Your answer is a single number: the count of lines that contain the string "bazen".

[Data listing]
## Begin

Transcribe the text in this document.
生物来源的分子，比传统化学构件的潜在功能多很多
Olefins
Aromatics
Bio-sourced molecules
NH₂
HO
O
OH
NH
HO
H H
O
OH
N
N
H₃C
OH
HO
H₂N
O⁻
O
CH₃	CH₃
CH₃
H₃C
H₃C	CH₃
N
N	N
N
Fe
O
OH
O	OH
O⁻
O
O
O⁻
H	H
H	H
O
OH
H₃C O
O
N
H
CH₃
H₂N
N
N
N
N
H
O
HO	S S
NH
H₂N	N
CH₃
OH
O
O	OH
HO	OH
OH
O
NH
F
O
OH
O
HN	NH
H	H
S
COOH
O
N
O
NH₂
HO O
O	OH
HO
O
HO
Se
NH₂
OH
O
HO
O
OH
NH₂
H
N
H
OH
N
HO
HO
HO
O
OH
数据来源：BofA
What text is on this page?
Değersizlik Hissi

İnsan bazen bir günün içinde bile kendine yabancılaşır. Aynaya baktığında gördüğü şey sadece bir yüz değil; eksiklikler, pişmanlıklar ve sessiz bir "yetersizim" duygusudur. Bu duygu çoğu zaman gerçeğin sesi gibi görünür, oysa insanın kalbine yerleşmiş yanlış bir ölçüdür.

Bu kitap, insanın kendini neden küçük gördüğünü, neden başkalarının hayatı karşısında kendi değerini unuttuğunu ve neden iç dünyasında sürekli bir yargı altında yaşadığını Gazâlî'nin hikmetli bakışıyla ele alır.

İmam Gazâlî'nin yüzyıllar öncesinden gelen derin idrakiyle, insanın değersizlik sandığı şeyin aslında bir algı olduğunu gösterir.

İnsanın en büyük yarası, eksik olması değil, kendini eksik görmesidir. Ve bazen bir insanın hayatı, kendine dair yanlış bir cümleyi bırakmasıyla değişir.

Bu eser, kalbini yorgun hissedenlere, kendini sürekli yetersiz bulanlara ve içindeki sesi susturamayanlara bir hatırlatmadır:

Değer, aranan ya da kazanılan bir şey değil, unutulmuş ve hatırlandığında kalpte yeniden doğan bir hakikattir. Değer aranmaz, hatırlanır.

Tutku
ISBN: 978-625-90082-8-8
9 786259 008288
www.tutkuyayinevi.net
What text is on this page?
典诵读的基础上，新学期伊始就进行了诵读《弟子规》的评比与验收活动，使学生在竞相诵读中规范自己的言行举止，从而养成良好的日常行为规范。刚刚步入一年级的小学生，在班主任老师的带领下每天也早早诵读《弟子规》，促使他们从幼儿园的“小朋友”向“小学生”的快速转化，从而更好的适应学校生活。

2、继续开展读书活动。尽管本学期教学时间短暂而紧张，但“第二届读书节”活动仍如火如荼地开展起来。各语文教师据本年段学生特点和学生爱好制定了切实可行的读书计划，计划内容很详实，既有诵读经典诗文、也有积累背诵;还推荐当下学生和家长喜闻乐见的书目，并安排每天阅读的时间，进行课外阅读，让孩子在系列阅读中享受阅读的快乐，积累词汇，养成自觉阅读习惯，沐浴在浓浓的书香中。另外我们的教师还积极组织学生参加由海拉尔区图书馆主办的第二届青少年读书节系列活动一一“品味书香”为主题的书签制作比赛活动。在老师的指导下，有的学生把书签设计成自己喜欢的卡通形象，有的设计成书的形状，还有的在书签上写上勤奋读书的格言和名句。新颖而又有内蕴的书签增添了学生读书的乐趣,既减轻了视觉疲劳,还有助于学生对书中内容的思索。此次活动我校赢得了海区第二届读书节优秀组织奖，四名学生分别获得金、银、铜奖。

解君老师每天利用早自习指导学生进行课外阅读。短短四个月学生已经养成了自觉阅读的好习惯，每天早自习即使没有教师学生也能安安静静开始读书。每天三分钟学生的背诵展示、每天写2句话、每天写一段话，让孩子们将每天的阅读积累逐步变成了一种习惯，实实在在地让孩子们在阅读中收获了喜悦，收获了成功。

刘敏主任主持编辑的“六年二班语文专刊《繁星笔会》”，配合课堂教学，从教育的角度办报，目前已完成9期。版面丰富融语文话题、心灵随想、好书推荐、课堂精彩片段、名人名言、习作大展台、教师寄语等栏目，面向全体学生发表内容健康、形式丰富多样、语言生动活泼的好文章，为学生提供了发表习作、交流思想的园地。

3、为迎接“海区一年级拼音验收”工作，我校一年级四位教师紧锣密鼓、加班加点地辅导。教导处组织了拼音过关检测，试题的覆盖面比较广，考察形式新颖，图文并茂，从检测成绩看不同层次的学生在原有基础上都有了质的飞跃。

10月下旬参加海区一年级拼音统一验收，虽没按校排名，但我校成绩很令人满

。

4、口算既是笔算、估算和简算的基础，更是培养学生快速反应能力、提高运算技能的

## End

[CORRECT ANSWER] 2